> _Given task_: Extract the full set of records that follows, word for word.

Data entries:
┄┄┄┄┄┄┄┄┄┄

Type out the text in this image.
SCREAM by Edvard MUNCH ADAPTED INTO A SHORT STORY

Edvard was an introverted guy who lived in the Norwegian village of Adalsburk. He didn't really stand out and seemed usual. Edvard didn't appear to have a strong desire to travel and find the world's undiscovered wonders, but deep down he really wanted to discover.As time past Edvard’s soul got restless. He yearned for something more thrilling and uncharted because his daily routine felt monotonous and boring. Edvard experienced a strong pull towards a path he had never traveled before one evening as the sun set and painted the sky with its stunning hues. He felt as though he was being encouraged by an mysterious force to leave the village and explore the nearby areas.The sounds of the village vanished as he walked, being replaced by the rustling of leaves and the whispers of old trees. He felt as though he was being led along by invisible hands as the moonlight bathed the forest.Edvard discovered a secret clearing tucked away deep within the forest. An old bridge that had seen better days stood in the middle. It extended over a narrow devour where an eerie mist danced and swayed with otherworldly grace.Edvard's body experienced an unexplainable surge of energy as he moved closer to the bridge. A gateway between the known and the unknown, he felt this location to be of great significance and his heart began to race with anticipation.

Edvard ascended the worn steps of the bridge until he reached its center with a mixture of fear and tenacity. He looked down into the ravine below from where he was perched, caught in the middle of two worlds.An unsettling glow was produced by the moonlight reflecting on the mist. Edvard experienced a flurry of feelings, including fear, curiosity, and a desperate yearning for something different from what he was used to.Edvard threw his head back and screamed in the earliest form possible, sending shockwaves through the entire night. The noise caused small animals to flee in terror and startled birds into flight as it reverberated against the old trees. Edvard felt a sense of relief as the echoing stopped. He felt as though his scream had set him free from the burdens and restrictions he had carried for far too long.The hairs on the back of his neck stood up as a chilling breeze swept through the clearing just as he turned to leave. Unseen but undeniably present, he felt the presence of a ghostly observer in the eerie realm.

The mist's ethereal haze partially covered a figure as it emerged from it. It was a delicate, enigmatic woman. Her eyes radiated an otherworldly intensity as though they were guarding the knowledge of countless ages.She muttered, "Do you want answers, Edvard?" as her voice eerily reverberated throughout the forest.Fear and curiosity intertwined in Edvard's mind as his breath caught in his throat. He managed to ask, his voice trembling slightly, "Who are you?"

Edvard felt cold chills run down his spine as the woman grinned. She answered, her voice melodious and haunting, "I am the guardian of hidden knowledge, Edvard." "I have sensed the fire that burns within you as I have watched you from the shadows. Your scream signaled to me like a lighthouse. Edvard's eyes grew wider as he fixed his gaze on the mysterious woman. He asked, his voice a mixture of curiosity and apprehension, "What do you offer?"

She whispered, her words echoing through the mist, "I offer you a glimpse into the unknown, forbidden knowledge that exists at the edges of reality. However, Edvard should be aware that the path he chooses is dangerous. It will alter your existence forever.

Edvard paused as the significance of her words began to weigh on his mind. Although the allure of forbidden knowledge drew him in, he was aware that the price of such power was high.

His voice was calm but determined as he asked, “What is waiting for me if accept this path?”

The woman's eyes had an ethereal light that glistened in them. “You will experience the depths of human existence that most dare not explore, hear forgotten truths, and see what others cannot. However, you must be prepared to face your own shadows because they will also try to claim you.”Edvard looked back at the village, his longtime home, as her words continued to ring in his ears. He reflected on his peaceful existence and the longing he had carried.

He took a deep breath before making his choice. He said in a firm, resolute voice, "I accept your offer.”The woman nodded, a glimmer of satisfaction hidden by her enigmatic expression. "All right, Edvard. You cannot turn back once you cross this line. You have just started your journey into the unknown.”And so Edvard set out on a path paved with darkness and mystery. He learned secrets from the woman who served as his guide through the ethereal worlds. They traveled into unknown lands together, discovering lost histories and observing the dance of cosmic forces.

┄┄┄┄┄┄┄┄┄┄

> _Finished answer_:
Type out the text in this image.
SCREAM by Edvard MUNCH ADAPTED INTO A SHORT STORY

Edvard was an introverted guy who lived in the Norwegian village of Adalsburk. He didn't really stand out and seemed usual. Edvard didn't appear to have a strong desire to travel and find the world's undiscovered wonders, but deep down he really wanted to discover.As time past Edvard’s soul got restless. He yearned for something more thrilling and uncharted because his daily routine felt monotonous and boring. Edvard experienced a strong pull towards a path he had never traveled before one evening as the sun set and painted the sky with its stunning hues. He felt as though he was being encouraged by an mysterious force to leave the village and explore the nearby areas.The sounds of the village vanished as he walked, being replaced by the rustling of leaves and the whispers of old trees. He felt as though he was being led along by invisible hands as the moonlight bathed the forest.Edvard discovered a secret clearing tucked away deep within the forest. An old bridge that had seen better days stood in the middle. It extended over a narrow devour where an eerie mist danced and swayed with otherworldly grace.Edvard's body experienced an unexplainable surge of energy as he moved closer to the bridge. A gateway between the known and the unknown, he felt this location to be of great significance and his heart began to race with anticipation.

Edvard ascended the worn steps of the bridge until he reached its center with a mixture of fear and tenacity. He looked down into the ravine below from where he was perched, caught in the middle of two worlds.An unsettling glow was produced by the moonlight reflecting on the mist. Edvard experienced a flurry of feelings, including fear, curiosity, and a desperate yearning for something different from what he was used to.Edvard threw his head back and screamed in the earliest form possible, sending shockwaves through the entire night. The noise caused small animals to flee in terror and startled birds into flight as it reverberated against the old trees. Edvard felt a sense of relief as the echoing stopped. He felt as though his scream had set him free from the burdens and restrictions he had carried for far too long.The hairs on the back of his neck stood up as a chilling breeze swept through the clearing just as he turned to leave. Unseen but undeniably present, he felt the presence of a ghostly observer in the eerie realm.

The mist's ethereal haze partially covered a figure as it emerged from it. It was a delicate, enigmatic woman. Her eyes radiated an otherworldly intensity as though they were guarding the knowledge of countless ages.She muttered, "Do you want answers, Edvard?" as her voice eerily reverberated throughout the forest.Fear and curiosity intertwined in Edvard's mind as his breath caught in his throat. He managed to ask, his voice trembling slightly, "Who are you?"

Edvard felt cold chills run down his spine as the woman grinned. She answered, her voice melodious and haunting, "I am the guardian of hidden knowledge, Edvard." "I have sensed the fire that burns within you as I have watched you from the shadows. Your scream signaled to me like a lighthouse. Edvard's eyes grew wider as he fixed his gaze on the mysterious woman. He asked, his voice a mixture of curiosity and apprehension, "What do you offer?"

She whispered, her words echoing through the mist, "I offer you a glimpse into the unknown, forbidden knowledge that exists at the edges of reality. However, Edvard should be aware that the path he chooses is dangerous. It will alter your existence forever.

Edvard paused as the significance of her words began to weigh on his mind. Although the allure of forbidden knowledge drew him in, he was aware that the price of such power was high.

His voice was calm but determined as he asked, “What is waiting for me if accept this path?”

The woman's eyes had an ethereal light that glistened in them. “You will experience the depths of human existence that most dare not explore, hear forgotten truths, and see what others cannot. However, you must be prepared to face your own shadows because they will also try to claim you.”Edvard looked back at the village, his longtime home, as her words continued to ring in his ears. He reflected on his peaceful existence and the longing he had carried.

He took a deep breath before making his choice. He said in a firm, resolute voice, "I accept your offer.”The woman nodded, a glimmer of satisfaction hidden by her enigmatic expression. "All right, Edvard. You cannot turn back once you cross this line. You have just started your journey into the unknown.”And so Edvard set out on a path paved with darkness and mystery. He learned secrets from the woman who served as his guide through the ethereal worlds. They traveled into unknown lands together, discovering lost histories and observing the dance of cosmic forces.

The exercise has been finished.